> Dataset content:
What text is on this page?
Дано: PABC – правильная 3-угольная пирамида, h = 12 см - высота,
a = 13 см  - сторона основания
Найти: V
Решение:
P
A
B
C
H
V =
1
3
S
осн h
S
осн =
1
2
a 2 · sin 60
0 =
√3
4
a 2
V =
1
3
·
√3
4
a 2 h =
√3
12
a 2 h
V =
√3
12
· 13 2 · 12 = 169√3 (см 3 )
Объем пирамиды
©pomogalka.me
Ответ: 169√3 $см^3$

> Given exercise:
Every line of the records above needs to be given again exactly.

> Response:
What text is on this page?
Дано: PABC – правильная 3-угольная пирамида, h = 12 см - высота,
a = 13 см  - сторона основания
Найти: V
Решение:
P
A
B
C
H
V =
1
3
S
осн h
S
осн =
1
2
a 2 · sin 60
0 =
√3
4
a 2
V =
1
3
·
√3
4
a 2 h =
√3
12
a 2 h
V =
√3
12
· 13 2 · 12 = 169√3 (см 3 )
Объем пирамиды
©pomogalka.me
Ответ: 169√3 $см^3$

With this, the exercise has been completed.